■ YOUR TASK:
Wherever the word "звезда" appears in a line, copy that line.

■ MATERIAL PROVIDED:
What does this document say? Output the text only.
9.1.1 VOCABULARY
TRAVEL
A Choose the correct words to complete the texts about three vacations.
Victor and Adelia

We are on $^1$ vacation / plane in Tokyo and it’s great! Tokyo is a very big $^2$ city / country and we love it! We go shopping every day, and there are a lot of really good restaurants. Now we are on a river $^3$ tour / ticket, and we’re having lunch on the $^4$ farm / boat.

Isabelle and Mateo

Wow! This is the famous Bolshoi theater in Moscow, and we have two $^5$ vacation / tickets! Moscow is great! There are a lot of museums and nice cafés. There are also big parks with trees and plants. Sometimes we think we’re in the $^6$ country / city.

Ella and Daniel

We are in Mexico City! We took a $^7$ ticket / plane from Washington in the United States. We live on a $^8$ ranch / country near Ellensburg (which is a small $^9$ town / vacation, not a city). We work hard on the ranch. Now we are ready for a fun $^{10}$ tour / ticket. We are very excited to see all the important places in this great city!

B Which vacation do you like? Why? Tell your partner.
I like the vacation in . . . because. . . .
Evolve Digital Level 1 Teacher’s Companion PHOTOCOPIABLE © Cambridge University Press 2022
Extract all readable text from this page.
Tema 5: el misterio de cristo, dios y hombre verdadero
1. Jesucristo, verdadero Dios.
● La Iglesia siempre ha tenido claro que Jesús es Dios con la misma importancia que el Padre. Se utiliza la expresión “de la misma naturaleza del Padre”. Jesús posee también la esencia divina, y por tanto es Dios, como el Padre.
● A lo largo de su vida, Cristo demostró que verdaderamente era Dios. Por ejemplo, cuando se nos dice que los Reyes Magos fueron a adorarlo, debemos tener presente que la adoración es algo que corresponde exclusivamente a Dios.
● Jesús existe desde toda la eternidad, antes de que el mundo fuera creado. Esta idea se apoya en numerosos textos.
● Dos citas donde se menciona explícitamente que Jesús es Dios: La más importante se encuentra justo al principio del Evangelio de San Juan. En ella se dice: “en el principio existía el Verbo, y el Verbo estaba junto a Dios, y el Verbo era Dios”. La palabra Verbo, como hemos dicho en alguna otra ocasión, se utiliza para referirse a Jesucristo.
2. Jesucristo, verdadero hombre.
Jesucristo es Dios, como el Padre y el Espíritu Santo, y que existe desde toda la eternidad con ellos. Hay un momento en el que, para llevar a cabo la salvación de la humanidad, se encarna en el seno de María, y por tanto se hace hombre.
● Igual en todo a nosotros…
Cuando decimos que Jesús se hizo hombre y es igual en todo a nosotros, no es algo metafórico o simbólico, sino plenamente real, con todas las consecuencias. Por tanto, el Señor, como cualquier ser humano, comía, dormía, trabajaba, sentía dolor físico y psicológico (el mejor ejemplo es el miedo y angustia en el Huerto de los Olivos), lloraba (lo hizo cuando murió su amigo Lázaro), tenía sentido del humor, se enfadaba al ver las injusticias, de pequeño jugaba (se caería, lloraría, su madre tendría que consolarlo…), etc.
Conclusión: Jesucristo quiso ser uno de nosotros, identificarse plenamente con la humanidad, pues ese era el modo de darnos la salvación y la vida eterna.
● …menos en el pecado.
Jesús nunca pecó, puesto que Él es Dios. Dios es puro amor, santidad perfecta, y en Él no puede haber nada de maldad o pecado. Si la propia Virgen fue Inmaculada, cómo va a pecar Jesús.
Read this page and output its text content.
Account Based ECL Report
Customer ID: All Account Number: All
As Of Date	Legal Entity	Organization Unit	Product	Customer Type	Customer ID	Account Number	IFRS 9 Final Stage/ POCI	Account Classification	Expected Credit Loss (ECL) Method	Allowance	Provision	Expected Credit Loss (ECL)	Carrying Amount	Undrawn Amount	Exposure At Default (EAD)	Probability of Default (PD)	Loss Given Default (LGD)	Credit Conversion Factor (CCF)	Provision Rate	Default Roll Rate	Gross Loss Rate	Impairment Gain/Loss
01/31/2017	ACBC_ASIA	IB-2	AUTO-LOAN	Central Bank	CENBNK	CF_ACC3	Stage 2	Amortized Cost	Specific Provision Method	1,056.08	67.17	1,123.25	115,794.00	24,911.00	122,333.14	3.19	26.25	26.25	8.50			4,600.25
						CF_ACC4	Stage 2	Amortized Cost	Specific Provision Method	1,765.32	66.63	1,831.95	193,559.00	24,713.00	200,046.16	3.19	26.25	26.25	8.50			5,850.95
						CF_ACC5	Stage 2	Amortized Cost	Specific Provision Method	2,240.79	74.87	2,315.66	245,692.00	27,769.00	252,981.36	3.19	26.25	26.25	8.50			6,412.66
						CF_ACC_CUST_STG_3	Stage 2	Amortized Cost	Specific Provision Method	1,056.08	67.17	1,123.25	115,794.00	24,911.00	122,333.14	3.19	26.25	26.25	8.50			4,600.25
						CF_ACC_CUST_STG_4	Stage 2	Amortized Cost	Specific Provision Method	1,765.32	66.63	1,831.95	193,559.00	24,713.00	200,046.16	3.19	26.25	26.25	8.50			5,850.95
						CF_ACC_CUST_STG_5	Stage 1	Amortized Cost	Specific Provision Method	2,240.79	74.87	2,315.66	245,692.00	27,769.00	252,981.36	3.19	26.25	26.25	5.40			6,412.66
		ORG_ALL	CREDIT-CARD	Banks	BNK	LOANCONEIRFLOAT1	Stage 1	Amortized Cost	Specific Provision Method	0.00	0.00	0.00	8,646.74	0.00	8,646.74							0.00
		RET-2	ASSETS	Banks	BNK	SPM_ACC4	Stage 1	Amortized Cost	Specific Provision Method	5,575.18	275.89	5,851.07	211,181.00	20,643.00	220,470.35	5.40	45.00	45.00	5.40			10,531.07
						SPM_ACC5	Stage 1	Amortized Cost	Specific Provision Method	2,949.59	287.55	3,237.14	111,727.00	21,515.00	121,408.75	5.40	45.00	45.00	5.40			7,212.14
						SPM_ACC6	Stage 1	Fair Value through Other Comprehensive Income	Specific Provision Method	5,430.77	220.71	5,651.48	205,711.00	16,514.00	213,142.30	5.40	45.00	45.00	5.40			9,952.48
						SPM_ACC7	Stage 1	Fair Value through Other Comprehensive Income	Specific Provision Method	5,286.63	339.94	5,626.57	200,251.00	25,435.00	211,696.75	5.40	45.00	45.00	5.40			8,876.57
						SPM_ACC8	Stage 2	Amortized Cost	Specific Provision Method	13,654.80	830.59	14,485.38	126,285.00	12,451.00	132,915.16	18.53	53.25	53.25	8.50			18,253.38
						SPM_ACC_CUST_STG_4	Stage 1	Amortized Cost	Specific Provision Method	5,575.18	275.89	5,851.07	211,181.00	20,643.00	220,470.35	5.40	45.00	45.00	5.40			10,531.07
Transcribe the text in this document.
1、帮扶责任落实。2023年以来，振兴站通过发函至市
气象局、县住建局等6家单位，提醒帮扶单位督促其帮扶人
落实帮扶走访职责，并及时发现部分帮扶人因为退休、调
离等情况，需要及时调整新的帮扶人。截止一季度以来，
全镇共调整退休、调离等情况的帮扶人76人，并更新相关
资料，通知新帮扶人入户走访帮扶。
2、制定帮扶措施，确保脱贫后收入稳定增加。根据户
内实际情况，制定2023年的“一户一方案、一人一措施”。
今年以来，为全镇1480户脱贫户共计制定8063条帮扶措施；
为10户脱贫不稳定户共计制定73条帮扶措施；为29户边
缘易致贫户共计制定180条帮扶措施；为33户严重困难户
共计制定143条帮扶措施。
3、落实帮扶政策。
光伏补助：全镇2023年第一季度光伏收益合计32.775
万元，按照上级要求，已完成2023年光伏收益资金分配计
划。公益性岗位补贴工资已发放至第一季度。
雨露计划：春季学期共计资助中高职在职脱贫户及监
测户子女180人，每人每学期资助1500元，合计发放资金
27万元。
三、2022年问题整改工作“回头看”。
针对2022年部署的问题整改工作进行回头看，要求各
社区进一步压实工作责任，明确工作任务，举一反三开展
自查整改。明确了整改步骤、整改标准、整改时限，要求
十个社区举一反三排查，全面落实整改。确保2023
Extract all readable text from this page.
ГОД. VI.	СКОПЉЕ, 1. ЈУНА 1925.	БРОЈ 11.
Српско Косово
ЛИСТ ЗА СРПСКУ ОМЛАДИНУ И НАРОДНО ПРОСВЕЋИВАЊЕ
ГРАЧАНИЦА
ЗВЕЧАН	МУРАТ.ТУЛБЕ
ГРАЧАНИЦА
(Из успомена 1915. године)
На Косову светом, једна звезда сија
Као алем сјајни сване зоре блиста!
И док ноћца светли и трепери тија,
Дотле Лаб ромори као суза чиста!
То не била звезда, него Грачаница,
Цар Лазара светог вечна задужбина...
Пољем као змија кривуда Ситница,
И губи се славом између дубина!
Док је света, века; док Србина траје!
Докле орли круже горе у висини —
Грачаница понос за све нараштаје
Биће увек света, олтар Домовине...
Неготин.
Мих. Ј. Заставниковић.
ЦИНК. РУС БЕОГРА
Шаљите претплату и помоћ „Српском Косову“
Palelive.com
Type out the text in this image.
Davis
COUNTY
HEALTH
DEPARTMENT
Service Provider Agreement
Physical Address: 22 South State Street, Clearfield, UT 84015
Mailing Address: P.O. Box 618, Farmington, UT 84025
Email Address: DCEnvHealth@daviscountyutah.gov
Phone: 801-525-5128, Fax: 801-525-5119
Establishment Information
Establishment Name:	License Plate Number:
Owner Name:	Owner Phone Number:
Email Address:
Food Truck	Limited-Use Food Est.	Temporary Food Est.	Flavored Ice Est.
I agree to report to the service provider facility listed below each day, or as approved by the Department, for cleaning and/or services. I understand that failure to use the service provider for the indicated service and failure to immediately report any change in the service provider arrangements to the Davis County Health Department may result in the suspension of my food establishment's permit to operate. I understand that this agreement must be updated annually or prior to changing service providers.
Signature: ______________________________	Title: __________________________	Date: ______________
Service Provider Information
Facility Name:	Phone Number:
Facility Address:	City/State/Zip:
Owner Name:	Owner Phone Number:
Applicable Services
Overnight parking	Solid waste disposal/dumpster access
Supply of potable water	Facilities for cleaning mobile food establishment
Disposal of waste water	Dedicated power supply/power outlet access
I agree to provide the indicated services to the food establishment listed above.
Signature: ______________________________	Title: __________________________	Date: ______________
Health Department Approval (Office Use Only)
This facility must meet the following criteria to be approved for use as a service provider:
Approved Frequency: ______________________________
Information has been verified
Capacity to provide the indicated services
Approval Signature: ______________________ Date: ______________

■ RESULT OF THE TASK:
На Косову светом, једна звезда сија
То не била звезда, него Грачаница,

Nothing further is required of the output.